- _AIM OF THE EXERCISE_:
List each line of the data that holds the string "name".

─── STORED ROWS

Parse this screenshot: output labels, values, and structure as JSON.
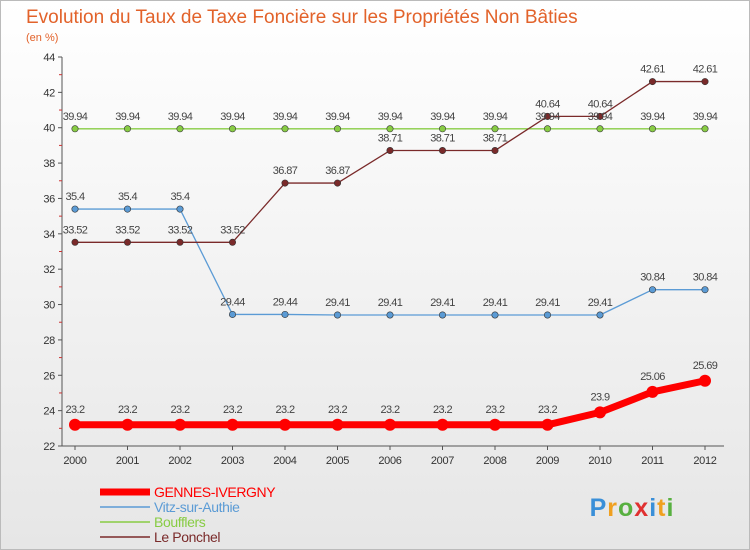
{
  "chart_data": {
    "type": "line",
    "title": "Evolution du Taux de Taxe Foncière sur les Propriétés Non Bâties",
    "subtitle": "(en %)",
    "xlabel": "",
    "ylabel": "",
    "categories": [
      "2000",
      "2001",
      "2002",
      "2003",
      "2004",
      "2005",
      "2006",
      "2007",
      "2008",
      "2009",
      "2010",
      "2011",
      "2012"
    ],
    "ylim": [
      22,
      44
    ],
    "yticks": [
      "22",
      "24",
      "26",
      "28",
      "30",
      "32",
      "34",
      "36",
      "38",
      "40",
      "42",
      "44"
    ],
    "grid": false,
    "legend_position": "bottom-left",
    "series": [
      {
        "name": "GENNES-IVERGNY",
        "color": "#ff0000",
        "emphasis": true,
        "values": [
          23.2,
          23.2,
          23.2,
          23.2,
          23.2,
          23.2,
          23.2,
          23.2,
          23.2,
          23.2,
          23.9,
          25.06,
          25.69
        ],
        "labels": [
          "23.2",
          "23.2",
          "23.2",
          "23.2",
          "23.2",
          "23.2",
          "23.2",
          "23.2",
          "23.2",
          "23.2",
          "23.9",
          "25.06",
          "25.69"
        ]
      },
      {
        "name": "Vitz-sur-Authie",
        "color": "#5b9bd5",
        "emphasis": false,
        "values": [
          35.4,
          35.4,
          35.4,
          29.44,
          29.44,
          29.41,
          29.41,
          29.41,
          29.41,
          29.41,
          29.41,
          30.84,
          30.84
        ],
        "labels": [
          "35.4",
          "35.4",
          "35.4",
          "29.44",
          "29.44",
          "29.41",
          "29.41",
          "29.41",
          "29.41",
          "29.41",
          "29.41",
          "30.84",
          "30.84"
        ]
      },
      {
        "name": "Boufflers",
        "color": "#88cc44",
        "emphasis": false,
        "values": [
          39.94,
          39.94,
          39.94,
          39.94,
          39.94,
          39.94,
          39.94,
          39.94,
          39.94,
          39.94,
          39.94,
          39.94,
          39.94
        ],
        "labels": [
          "39.94",
          "39.94",
          "39.94",
          "39.94",
          "39.94",
          "39.94",
          "39.94",
          "39.94",
          "39.94",
          "39.94",
          "39.94",
          "39.94",
          "39.94"
        ]
      },
      {
        "name": "Le Ponchel",
        "color": "#7a2a2a",
        "emphasis": false,
        "values": [
          33.52,
          33.52,
          33.52,
          33.52,
          36.87,
          36.87,
          38.71,
          38.71,
          38.71,
          40.64,
          40.64,
          42.61,
          42.61
        ],
        "labels": [
          "33.52",
          "33.52",
          "33.52",
          "33.52",
          "36.87",
          "36.87",
          "38.71",
          "38.71",
          "38.71",
          "40.64",
          "40.64",
          "42.61",
          "42.61"
        ]
      }
    ],
    "watermark": "Proxiti"
  }
}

──────

- _RIGHT ANSWER_:
        "name": "GENNES-IVERGNY",
        "name": "Vitz-sur-Authie",
        "name": "Boufflers",
        "name": "Le Ponchel",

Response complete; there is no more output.